▶ [СПИСОК ЗАДАНИЙ]
[1] Ответьте по отрывку о Ельцине в Москве на три вопроса:
(a) В чем Ельцин позднее заслужит упрек?
(b) За какой срок Б. Н. уволит львиную долю секретарей московских райкомов?
(c) Какой привычке продолжала упрямо следовать Наина Иосифовна?
[2] Выпишите из отрывка о Ельцине в Москве точную часть текста. Начните со слов «На самом глубоком, личностном, ментальном» и остановитесь после слов «собственных неписаных законов.».

▶ [ОТРЫВОК ИЗ ТЕКСТА]

▼

Ему непонятно. Непонятен сам принцип московской жизни, где все знают всех, где тонкие невидимые нити протянуты ото всех ко всем. Нет вертикали, одна сплошная горизонталь. И даже директор школы (всего лишь!) или ректор института (подумаешь тоже, шишка), с одной стороны, очень боятся этого нового, непонятного правителя Москвы, кандидата в члены Политбюро, свердловского чужака с его странными заскоками, а с другой стороны — этот же директор школы и этот же ректор, у которого учатся дети секретарей ЦК, министров, руководителей КГБ и МВД, чувствуют свой «запас прочности», понимают про себя: да ничего он не сделает, этот «чужой»! Руки коротки…
Важный вопрос: почему, собственно, тема «социальной справедливости» постепенно становится для Ельцина ключевой, центральной?
Позднее он заслужит упрек в популизме: мол, защищая «обиженных и угнетенных», разыграл самую удобную в политике карту. Однако мне более точной и в то же время более парадоксальной представляется другая мысль: будучи сам до мозга костей советским человеком, он был искренне потрясен той социальной пропастью, которая открылась ему в Москве, — пропастью между управляющими и управляемыми.
На самом глубоком, личностном, ментальном уровне Ельцин не приемлет устройство Москвы как микромира, который не подчиняется ничему, кроме своих собственных неписаных законов.
Он, «человек из Свердловска», был другим. Их семья была другой. Ельцины не уставали поражаться тому, как здесь, в Москве, в ЦК, устроена жизнь «начальников». На их провинциальный взгляд, эта «роскошь» была непомерной. На фоне всего этого привычка Наины Иосифовны самой ходить по магазинам за сосисками, курами и всем прочим, самой сдавать белье в прачечную выглядела уже почти смешной. Но она продолжала упрямо ей следовать.
Борьбу Ельцина с московским правящим классом интересно проанализировать в контексте горбачевской «перестройки». Вряд ли Горбачев, доверивший Ельцину Московскую партийную организацию и жизнь этого огромного города, мог себе представить, что Б. Н. за полтора года уволит львиную долю секретарей московских райкомов — больно затронет особую касту, в ведении которой находятся министерства, институты, академии и главки, связанную с центральной властью самым непосредственным образом.
Но вряд ли Горбачев понял подтекст этой борьбы.
В Москве Ельцин лишь воспроизвел свой глубокий конфликт с советским менталитетом. Конфликт руководителя, который требовал подчинения тех, кто должен подчиняться, и хорошей работы от тех, кто должен работать, — с системой двойных стандартов, когда говорят одно, а имеют в виду совсем другое, с системой связей и зависимостей. Разобраться в них было практически невозможно — можно было только принять на веру.

▲

▶ [СОБРАННЫЕ МАТЕРИАЛЫ]
▼

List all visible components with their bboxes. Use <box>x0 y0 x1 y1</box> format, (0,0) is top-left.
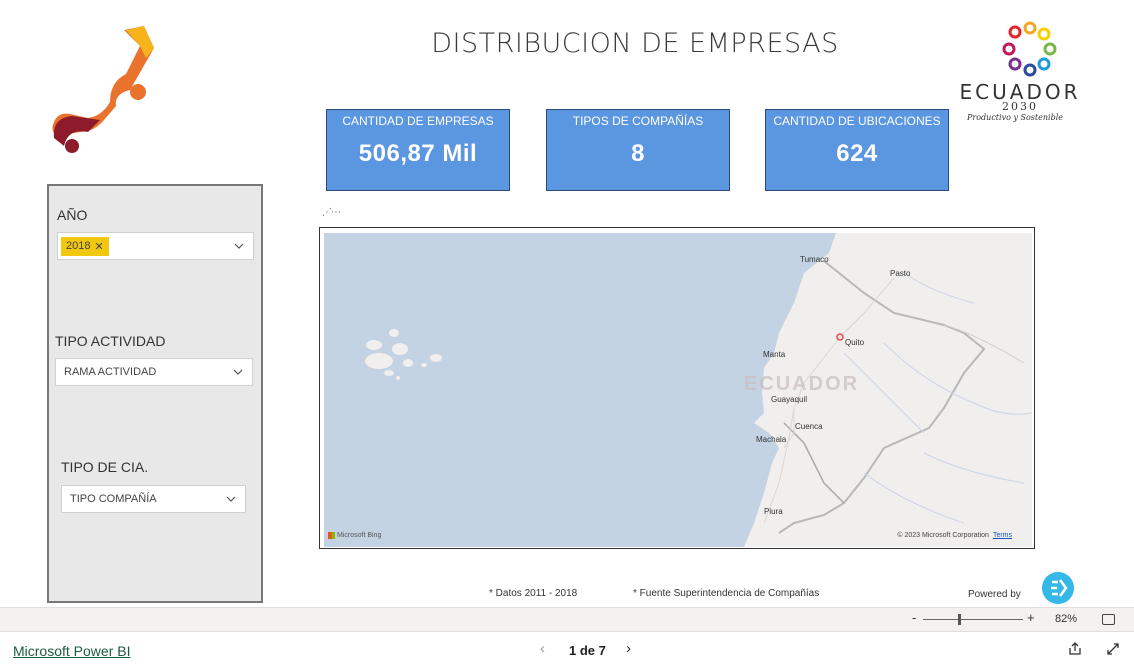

▲

▶ [ОТВЕТЫ К ЗАДАНИЯМ]
[1]
(a) В популизме.
(b) За полтора года.
(c) Она сама ходила по магазинам за сосисками, курами и всем прочим и сама сдавала белье в прачечную.

[2]
На самом глубоком, личностном, ментальном уровне Ельцин не приемлет устройство Москвы как микромира, который не подчиняется ничему, кроме своих собственных неписаных законов.